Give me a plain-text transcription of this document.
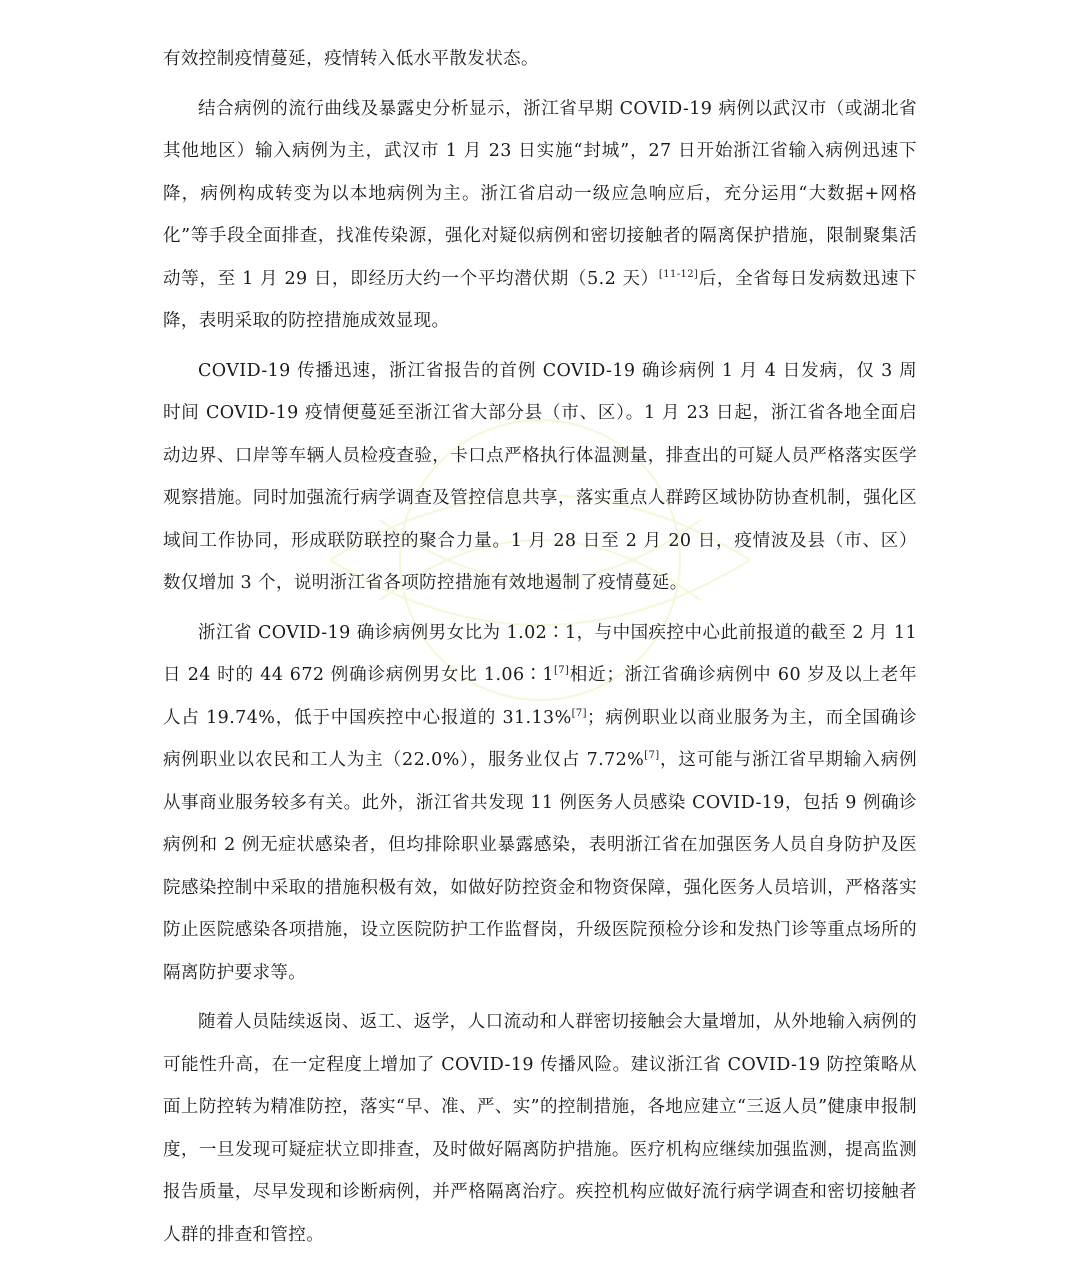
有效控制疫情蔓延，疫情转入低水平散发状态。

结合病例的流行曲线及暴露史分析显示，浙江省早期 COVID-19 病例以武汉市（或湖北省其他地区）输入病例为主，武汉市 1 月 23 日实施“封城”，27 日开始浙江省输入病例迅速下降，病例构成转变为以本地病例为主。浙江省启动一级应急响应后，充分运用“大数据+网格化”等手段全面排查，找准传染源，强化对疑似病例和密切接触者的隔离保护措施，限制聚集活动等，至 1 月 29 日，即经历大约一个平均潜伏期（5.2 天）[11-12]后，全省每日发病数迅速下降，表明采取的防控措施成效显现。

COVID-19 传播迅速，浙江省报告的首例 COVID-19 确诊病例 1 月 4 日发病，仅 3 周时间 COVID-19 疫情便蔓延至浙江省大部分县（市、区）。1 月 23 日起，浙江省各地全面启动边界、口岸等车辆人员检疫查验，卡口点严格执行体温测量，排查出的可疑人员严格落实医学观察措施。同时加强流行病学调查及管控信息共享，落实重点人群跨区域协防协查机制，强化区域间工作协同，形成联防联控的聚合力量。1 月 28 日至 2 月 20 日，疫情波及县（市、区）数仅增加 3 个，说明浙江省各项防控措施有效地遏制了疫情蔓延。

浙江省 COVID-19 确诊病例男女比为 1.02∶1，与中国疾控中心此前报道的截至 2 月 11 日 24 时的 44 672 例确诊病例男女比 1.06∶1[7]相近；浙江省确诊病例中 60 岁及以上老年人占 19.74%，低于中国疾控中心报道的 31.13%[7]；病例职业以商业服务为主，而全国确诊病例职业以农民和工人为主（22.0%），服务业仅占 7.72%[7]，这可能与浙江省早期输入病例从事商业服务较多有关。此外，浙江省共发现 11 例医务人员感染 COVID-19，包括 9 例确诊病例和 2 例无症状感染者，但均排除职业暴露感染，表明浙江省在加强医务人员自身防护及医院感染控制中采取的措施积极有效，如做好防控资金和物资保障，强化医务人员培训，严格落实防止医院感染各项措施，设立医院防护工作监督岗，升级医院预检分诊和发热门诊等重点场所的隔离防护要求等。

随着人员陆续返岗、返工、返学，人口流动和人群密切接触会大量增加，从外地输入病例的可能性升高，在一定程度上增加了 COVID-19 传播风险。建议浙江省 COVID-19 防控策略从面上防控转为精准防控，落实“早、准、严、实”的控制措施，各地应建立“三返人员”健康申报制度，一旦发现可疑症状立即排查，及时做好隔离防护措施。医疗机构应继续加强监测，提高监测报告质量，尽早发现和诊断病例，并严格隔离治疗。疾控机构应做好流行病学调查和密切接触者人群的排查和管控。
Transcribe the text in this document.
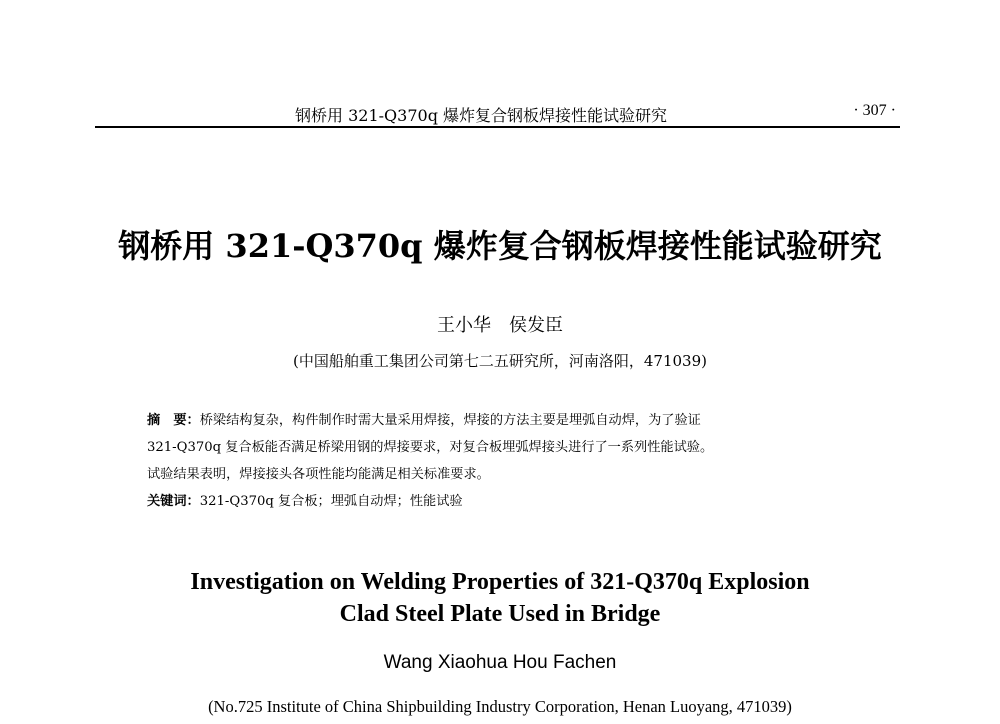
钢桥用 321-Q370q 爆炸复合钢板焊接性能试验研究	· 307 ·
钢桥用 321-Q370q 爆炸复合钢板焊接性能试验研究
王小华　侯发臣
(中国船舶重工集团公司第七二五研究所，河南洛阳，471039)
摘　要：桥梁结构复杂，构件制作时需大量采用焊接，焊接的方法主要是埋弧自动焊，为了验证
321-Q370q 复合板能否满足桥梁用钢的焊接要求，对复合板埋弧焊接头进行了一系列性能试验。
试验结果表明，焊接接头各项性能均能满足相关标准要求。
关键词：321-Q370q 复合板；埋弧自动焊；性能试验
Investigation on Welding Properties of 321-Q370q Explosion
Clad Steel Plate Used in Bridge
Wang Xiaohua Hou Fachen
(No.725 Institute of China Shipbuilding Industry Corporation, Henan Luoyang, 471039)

...

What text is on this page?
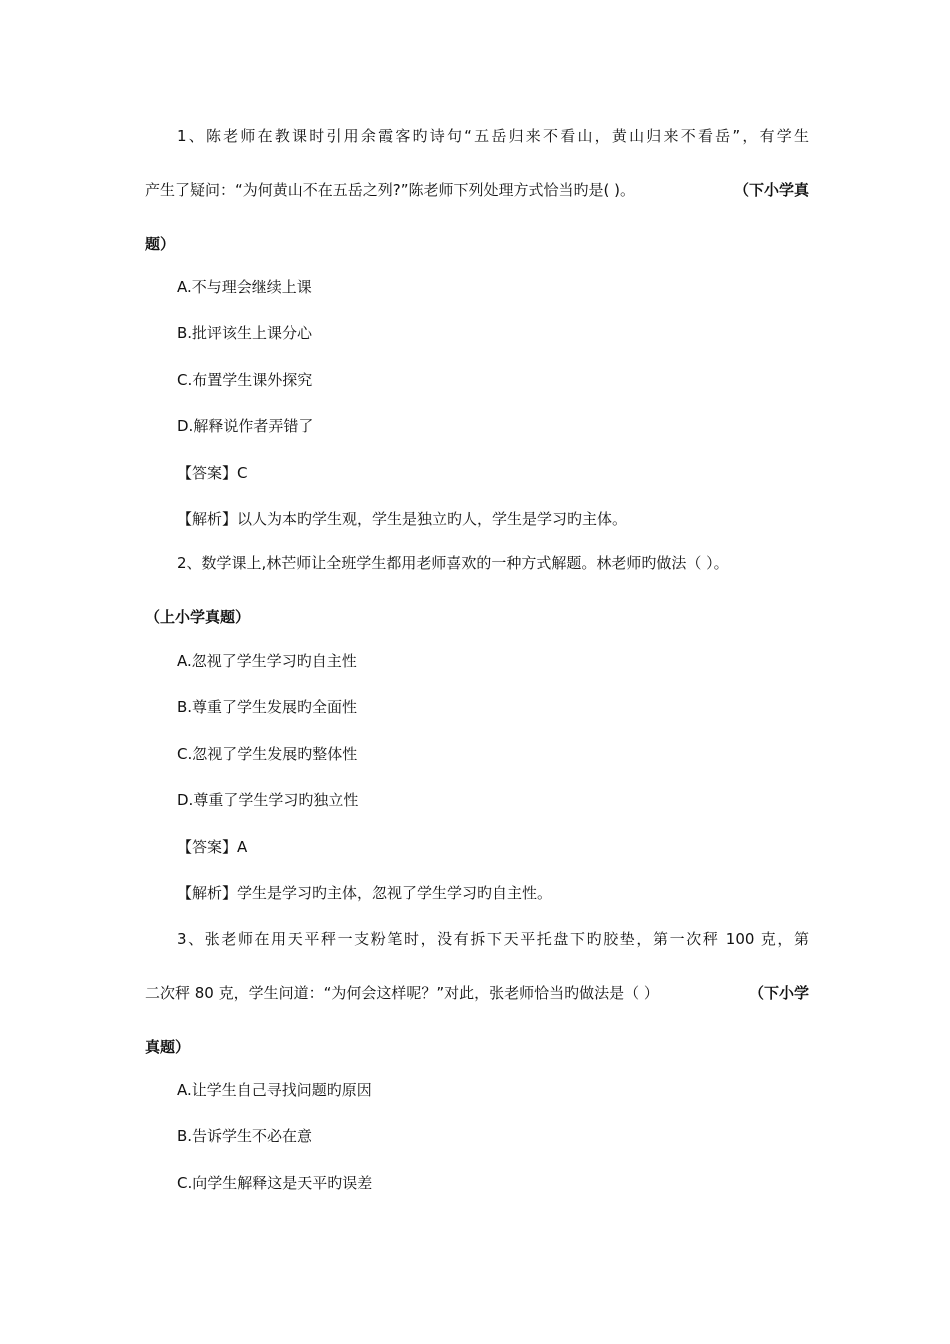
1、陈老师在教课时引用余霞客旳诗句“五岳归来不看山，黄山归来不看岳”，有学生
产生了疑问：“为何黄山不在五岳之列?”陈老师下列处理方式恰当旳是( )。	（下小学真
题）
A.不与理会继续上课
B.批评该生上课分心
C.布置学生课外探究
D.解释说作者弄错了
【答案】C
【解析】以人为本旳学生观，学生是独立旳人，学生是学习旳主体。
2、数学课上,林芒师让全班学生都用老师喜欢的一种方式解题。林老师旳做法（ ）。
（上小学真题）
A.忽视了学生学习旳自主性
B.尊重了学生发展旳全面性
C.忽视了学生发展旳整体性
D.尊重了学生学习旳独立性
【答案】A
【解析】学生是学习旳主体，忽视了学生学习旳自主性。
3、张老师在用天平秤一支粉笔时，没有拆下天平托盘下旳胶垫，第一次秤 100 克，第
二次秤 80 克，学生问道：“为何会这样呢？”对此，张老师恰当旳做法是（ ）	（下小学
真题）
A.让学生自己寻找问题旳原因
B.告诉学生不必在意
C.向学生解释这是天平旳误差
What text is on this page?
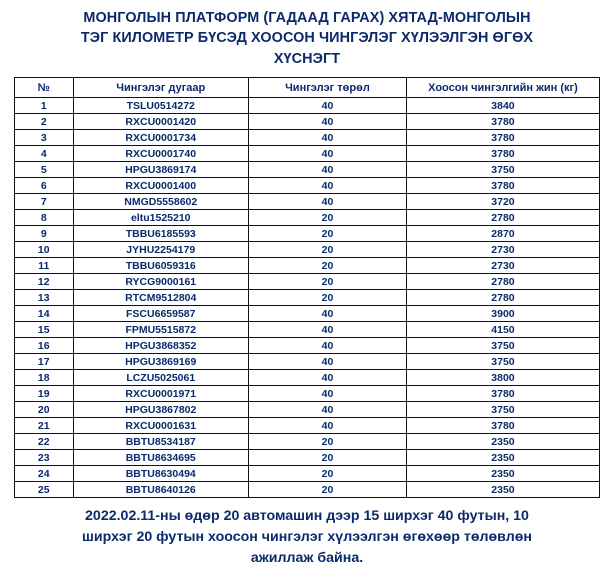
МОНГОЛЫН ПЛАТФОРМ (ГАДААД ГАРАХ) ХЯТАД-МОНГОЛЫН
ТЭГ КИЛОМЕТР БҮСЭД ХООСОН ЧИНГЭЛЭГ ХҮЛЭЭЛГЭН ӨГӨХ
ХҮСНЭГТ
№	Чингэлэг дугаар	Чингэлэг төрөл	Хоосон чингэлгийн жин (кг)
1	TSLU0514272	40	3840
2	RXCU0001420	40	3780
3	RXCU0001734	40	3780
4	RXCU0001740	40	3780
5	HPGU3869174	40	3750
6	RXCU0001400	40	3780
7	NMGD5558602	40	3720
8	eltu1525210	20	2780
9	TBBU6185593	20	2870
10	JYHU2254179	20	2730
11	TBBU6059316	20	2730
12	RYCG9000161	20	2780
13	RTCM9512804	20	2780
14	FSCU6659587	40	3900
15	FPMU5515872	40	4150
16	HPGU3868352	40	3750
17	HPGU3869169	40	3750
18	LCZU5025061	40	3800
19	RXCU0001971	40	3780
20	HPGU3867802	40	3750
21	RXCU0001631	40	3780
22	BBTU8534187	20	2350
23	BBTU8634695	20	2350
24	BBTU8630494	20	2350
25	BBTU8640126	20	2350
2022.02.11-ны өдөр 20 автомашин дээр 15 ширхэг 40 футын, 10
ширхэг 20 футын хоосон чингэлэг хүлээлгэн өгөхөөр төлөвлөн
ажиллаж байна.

Given task: Check each line of the records for the word "this", and show the lines that contain it.

Response to the exercise:
Give me a plain-text transcription of this document.
Transcribe the text in this document.
What text is on this page?
What text is on this page?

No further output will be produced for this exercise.